Written instruction:
Take the data below and repeat it exactly.

Data provided:
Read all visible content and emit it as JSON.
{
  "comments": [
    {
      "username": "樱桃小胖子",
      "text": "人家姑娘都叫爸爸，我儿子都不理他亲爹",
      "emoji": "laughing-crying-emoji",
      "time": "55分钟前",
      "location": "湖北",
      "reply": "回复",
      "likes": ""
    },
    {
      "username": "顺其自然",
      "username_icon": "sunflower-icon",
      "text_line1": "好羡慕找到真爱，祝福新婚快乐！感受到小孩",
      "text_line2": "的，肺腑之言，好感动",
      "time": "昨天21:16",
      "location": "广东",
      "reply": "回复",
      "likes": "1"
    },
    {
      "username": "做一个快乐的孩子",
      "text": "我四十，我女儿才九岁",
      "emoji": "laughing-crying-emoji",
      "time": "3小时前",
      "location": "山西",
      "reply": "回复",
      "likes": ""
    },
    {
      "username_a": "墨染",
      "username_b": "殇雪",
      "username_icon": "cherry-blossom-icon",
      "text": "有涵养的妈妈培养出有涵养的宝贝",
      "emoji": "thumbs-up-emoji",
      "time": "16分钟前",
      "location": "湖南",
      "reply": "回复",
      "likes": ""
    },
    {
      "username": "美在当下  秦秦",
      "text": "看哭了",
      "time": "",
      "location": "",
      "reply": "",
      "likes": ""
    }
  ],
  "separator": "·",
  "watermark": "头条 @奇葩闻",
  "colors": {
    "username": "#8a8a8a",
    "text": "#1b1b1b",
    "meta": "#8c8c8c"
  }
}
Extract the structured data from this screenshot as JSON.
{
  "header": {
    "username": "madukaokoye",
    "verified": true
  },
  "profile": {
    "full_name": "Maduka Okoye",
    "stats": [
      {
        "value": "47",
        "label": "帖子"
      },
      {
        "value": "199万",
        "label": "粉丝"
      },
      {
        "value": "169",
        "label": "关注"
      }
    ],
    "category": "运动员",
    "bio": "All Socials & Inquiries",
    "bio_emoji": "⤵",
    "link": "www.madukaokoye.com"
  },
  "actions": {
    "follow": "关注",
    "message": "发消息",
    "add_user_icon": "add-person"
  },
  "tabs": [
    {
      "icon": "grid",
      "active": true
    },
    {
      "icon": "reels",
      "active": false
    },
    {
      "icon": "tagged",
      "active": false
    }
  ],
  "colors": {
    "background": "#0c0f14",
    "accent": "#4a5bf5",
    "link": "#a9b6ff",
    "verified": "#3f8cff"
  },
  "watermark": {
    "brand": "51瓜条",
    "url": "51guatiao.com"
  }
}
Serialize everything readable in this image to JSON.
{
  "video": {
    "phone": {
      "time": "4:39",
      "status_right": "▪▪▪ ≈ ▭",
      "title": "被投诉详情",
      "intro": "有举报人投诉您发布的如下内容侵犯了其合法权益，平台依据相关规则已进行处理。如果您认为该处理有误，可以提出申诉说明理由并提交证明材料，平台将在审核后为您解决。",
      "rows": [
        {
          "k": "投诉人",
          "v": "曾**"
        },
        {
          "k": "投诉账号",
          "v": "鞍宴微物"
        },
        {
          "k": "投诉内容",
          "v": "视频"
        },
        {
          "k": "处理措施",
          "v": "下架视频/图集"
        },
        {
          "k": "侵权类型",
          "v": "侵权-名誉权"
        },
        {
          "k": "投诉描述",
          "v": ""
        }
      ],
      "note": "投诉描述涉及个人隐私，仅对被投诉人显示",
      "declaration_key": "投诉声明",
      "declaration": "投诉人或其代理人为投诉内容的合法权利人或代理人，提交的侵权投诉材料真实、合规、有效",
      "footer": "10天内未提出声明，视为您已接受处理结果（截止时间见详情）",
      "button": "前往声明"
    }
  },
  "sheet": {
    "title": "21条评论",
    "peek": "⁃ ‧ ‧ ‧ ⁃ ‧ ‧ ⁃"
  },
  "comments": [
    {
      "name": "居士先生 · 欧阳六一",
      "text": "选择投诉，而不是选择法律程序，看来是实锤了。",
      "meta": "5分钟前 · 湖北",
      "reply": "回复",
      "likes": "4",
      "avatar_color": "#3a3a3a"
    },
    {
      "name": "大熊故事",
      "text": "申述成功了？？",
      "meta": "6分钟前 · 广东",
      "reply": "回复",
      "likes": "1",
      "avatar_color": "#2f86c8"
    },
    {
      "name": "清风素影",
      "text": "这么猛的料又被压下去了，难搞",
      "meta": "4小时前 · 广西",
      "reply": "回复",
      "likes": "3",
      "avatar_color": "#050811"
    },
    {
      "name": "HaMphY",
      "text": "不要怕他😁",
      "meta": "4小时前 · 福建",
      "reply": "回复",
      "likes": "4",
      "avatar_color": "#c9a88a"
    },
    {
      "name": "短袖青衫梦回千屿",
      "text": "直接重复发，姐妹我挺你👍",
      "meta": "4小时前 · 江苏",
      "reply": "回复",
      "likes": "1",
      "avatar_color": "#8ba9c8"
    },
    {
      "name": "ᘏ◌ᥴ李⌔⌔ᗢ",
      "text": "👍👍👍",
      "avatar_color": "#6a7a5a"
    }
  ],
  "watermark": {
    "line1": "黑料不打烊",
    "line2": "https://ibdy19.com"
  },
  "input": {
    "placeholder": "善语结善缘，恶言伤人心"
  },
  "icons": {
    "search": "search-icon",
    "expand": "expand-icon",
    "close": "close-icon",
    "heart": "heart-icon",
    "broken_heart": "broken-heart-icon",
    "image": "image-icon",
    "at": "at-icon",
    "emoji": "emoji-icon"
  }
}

Answer for this exercise:
Read all visible content and emit it as JSON.
{
  "comments": [
    {
      "username": "樱桃小胖子",
      "text": "人家姑娘都叫爸爸，我儿子都不理他亲爹",
      "emoji": "laughing-crying-emoji",
      "time": "55分钟前",
      "location": "湖北",
      "reply": "回复",
      "likes": ""
    },
    {
      "username": "顺其自然",
      "username_icon": "sunflower-icon",
      "text_line1": "好羡慕找到真爱，祝福新婚快乐！感受到小孩",
      "text_line2": "的，肺腑之言，好感动",
      "time": "昨天21:16",
      "location": "广东",
      "reply": "回复",
      "likes": "1"
    },
    {
      "username": "做一个快乐的孩子",
      "text": "我四十，我女儿才九岁",
      "emoji": "laughing-crying-emoji",
      "time": "3小时前",
      "location": "山西",
      "reply": "回复",
      "likes": ""
    },
    {
      "username_a": "墨染",
      "username_b": "殇雪",
      "username_icon": "cherry-blossom-icon",
      "text": "有涵养的妈妈培养出有涵养的宝贝",
      "emoji": "thumbs-up-emoji",
      "time": "16分钟前",
      "location": "湖南",
      "reply": "回复",
      "likes": ""
    },
    {
      "username": "美在当下  秦秦",
      "text": "看哭了",
      "time": "",
      "location": "",
      "reply": "",
      "likes": ""
    }
  ],
  "separator": "·",
  "watermark": "头条 @奇葩闻",
  "colors": {
    "username": "#8a8a8a",
    "text": "#1b1b1b",
    "meta": "#8c8c8c"
  }
}
Extract the structured data from this screenshot as JSON.
{
  "header": {
    "username": "madukaokoye",
    "verified": true
  },
  "profile": {
    "full_name": "Maduka Okoye",
    "stats": [
      {
        "value": "47",
        "label": "帖子"
      },
      {
        "value": "199万",
        "label": "粉丝"
      },
      {
        "value": "169",
        "label": "关注"
      }
    ],
    "category": "运动员",
    "bio": "All Socials & Inquiries",
    "bio_emoji": "⤵",
    "link": "www.madukaokoye.com"
  },
  "actions": {
    "follow": "关注",
    "message": "发消息",
    "add_user_icon": "add-person"
  },
  "tabs": [
    {
      "icon": "grid",
      "active": true
    },
    {
      "icon": "reels",
      "active": false
    },
    {
      "icon": "tagged",
      "active": false
    }
  ],
  "colors": {
    "background": "#0c0f14",
    "accent": "#4a5bf5",
    "link": "#a9b6ff",
    "verified": "#3f8cff"
  },
  "watermark": {
    "brand": "51瓜条",
    "url": "51guatiao.com"
  }
}
Serialize everything readable in this image to JSON.
{
  "video": {
    "phone": {
      "time": "4:39",
      "status_right": "▪▪▪ ≈ ▭",
      "title": "被投诉详情",
      "intro": "有举报人投诉您发布的如下内容侵犯了其合法权益，平台依据相关规则已进行处理。如果您认为该处理有误，可以提出申诉说明理由并提交证明材料，平台将在审核后为您解决。",
      "rows": [
        {
          "k": "投诉人",
          "v": "曾**"
        },
        {
          "k": "投诉账号",
          "v": "鞍宴微物"
        },
        {
          "k": "投诉内容",
          "v": "视频"
        },
        {
          "k": "处理措施",
          "v": "下架视频/图集"
        },
        {
          "k": "侵权类型",
          "v": "侵权-名誉权"
        },
        {
          "k": "投诉描述",
          "v": ""
        }
      ],
      "note": "投诉描述涉及个人隐私，仅对被投诉人显示",
      "declaration_key": "投诉声明",
      "declaration": "投诉人或其代理人为投诉内容的合法权利人或代理人，提交的侵权投诉材料真实、合规、有效",
      "footer": "10天内未提出声明，视为您已接受处理结果（截止时间见详情）",
      "button": "前往声明"
    }
  },
  "sheet": {
    "title": "21条评论",
    "peek": "⁃ ‧ ‧ ‧ ⁃ ‧ ‧ ⁃"
  },
  "comments": [
    {
      "name": "居士先生 · 欧阳六一",
      "text": "选择投诉，而不是选择法律程序，看来是实锤了。",
      "meta": "5分钟前 · 湖北",
      "reply": "回复",
      "likes": "4",
      "avatar_color": "#3a3a3a"
    },
    {
      "name": "大熊故事",
      "text": "申述成功了？？",
      "meta": "6分钟前 · 广东",
      "reply": "回复",
      "likes": "1",
      "avatar_color": "#2f86c8"
    },
    {
      "name": "清风素影",
      "text": "这么猛的料又被压下去了，难搞",
      "meta": "4小时前 · 广西",
      "reply": "回复",
      "likes": "3",
      "avatar_color": "#050811"
    },
    {
      "name": "HaMphY",
      "text": "不要怕他😁",
      "meta": "4小时前 · 福建",
      "reply": "回复",
      "likes": "4",
      "avatar_color": "#c9a88a"
    },
    {
      "name": "短袖青衫梦回千屿",
      "text": "直接重复发，姐妹我挺你👍",
      "meta": "4小时前 · 江苏",
      "reply": "回复",
      "likes": "1",
      "avatar_color": "#8ba9c8"
    },
    {
      "name": "ᘏ◌ᥴ李⌔⌔ᗢ",
      "text": "👍👍👍",
      "avatar_color": "#6a7a5a"
    }
  ],
  "watermark": {
    "line1": "黑料不打烊",
    "line2": "https://ibdy19.com"
  },
  "input": {
    "placeholder": "善语结善缘，恶言伤人心"
  },
  "icons": {
    "search": "search-icon",
    "expand": "expand-icon",
    "close": "close-icon",
    "heart": "heart-icon",
    "broken_heart": "broken-heart-icon",
    "image": "image-icon",
    "at": "at-icon",
    "emoji": "emoji-icon"
  }
}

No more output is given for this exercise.